Excerpt from a dataset:
---+---
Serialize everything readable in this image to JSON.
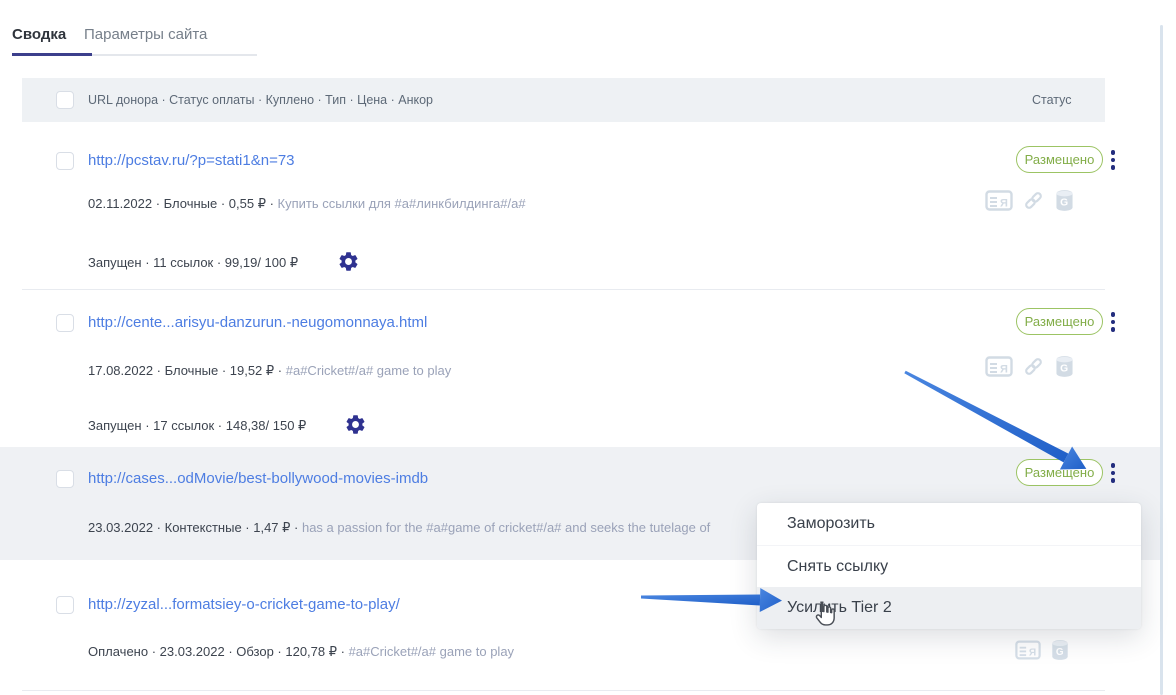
{
  "tabs": [
    {
      "label": "Сводка",
      "active": true
    },
    {
      "label": "Параметры сайта",
      "active": false
    }
  ],
  "table": {
    "columns_label": "URL донора · Статус оплаты · Куплено · Тип · Цена · Анкор",
    "status_label": "Статус"
  },
  "rows": [
    {
      "url": "http://pcstav.ru/?p=stati1&n=73",
      "status": "Размещено",
      "meta": "02.11.2022 · Блочные · 0,55 ₽ · ",
      "anchor": "Купить ссылки для #a#линкбилдинга#/a#",
      "progress": "Запущен · 11 ссылок · 99,19/ 100 ₽"
    },
    {
      "url": "http://cente...arisyu-danzurun.-neugomonnaya.html",
      "status": "Размещено",
      "meta": "17.08.2022 · Блочные · 19,52 ₽ · ",
      "anchor": "#a#Cricket#/a# game to play",
      "progress": "Запущен · 17 ссылок · 148,38/ 150 ₽"
    },
    {
      "url": "http://cases...odMovie/best-bollywood-movies-imdb",
      "status": "Размещено",
      "meta": "23.03.2022 · Контекстные · 1,47 ₽ · ",
      "anchor": "has a passion for the #a#game of cricket#/a# and seeks the tutelage of"
    },
    {
      "url": "http://zyzal...formatsiey-o-cricket-game-to-play/",
      "meta": "Оплачено · 23.03.2022 · Обзор · 120,78 ₽ · ",
      "anchor": "#a#Cricket#/a# game to play"
    }
  ],
  "context_menu": {
    "items": [
      {
        "label": "Заморозить"
      },
      {
        "label": "Снять ссылку"
      },
      {
        "label": "Усилить Tier 2",
        "hovered": true
      }
    ]
  },
  "icons": {
    "yandex_page": "browser-window-with-Я",
    "google_cache": "database-cylinder-with-G",
    "link": "chain-link",
    "gear": "settings-gear",
    "kebab": "vertical-three-dots",
    "hand": "hand-pointer-cursor"
  },
  "colors": {
    "arrow_blue": "#2a6ace",
    "badge_green": "#9cc464",
    "url_blue": "#4d7de2",
    "gear_indigo": "#2f3290",
    "anchor_gray": "#9aa2b8",
    "row_highlight": "#eff1f4"
  }
}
---+---
Report how many lines in these entries contain "progress". Answer with the number only.

2